___ THE RECORDS

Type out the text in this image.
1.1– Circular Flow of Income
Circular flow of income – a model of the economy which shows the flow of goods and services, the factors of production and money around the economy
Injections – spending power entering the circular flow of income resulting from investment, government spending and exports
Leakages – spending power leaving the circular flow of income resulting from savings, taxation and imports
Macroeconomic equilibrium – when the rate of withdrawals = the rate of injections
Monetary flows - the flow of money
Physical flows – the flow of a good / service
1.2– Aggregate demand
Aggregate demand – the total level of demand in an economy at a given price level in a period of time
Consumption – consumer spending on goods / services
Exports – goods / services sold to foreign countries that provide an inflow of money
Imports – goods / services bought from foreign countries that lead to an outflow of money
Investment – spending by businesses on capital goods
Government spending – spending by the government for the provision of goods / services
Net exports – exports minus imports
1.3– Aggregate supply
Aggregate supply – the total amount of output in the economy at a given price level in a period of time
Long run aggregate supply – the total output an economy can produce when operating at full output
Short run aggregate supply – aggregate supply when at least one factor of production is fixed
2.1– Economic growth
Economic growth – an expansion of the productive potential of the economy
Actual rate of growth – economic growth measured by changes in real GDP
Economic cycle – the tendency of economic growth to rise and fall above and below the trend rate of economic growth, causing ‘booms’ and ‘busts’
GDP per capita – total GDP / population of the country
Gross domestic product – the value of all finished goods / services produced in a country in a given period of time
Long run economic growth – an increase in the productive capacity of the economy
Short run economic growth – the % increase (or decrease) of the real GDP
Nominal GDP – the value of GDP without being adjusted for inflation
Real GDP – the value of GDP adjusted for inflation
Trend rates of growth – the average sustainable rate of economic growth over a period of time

______
___ THE RECORDS

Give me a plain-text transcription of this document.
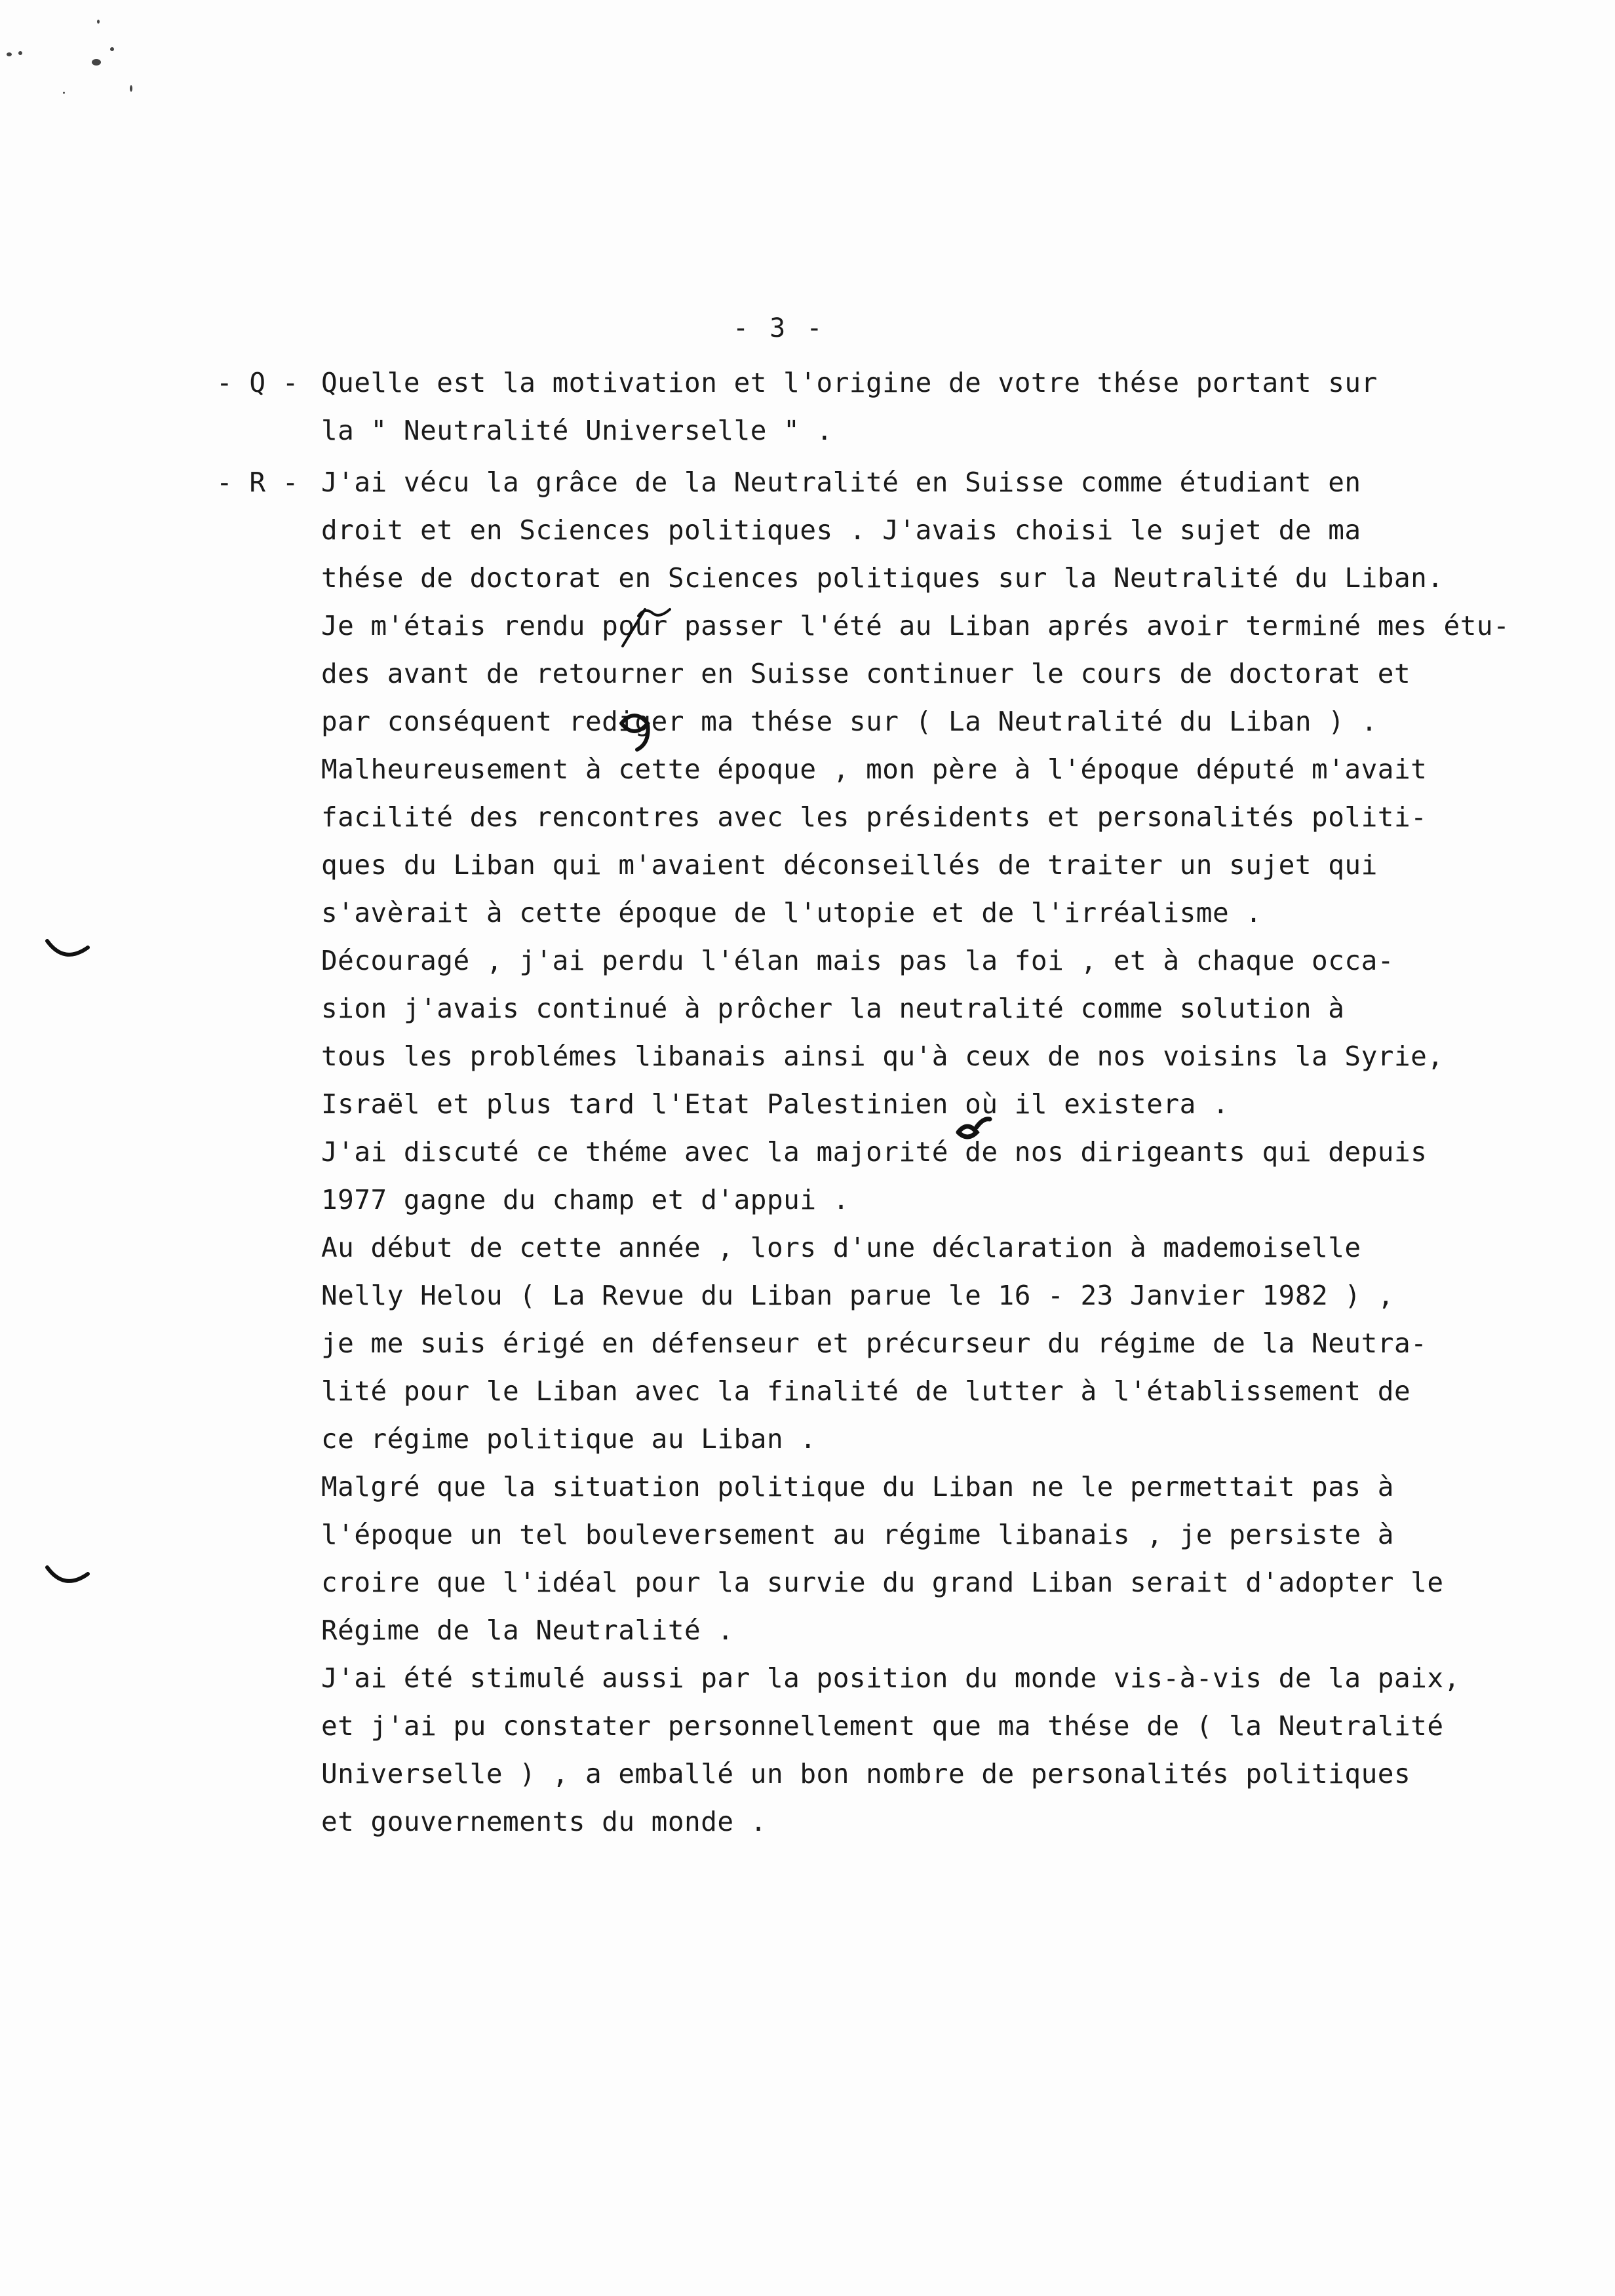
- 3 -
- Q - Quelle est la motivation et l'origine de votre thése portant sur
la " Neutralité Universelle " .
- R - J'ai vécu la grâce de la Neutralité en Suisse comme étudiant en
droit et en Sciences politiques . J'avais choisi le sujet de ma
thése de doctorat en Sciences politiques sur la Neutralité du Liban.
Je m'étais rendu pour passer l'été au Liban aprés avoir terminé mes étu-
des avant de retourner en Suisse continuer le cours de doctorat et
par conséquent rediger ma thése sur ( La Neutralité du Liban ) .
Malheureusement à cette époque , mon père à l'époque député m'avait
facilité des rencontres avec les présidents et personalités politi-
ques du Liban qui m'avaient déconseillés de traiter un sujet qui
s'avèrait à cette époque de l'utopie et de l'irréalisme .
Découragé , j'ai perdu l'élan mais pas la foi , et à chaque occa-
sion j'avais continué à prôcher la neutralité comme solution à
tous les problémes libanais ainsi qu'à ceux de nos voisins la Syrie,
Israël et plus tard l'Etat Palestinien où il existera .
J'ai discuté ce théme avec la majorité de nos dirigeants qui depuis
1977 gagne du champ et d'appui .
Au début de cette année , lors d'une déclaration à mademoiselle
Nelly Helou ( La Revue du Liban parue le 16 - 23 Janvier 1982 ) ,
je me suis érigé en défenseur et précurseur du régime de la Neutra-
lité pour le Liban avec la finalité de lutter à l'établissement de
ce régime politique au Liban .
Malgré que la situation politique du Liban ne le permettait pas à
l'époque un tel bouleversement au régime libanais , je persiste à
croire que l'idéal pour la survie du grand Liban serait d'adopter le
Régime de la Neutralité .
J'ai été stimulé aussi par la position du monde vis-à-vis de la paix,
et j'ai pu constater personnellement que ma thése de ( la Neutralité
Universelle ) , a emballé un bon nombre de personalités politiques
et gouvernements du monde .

______

Work out how many lines of the listing above include the word "goods". Reply with nothing but the count.

7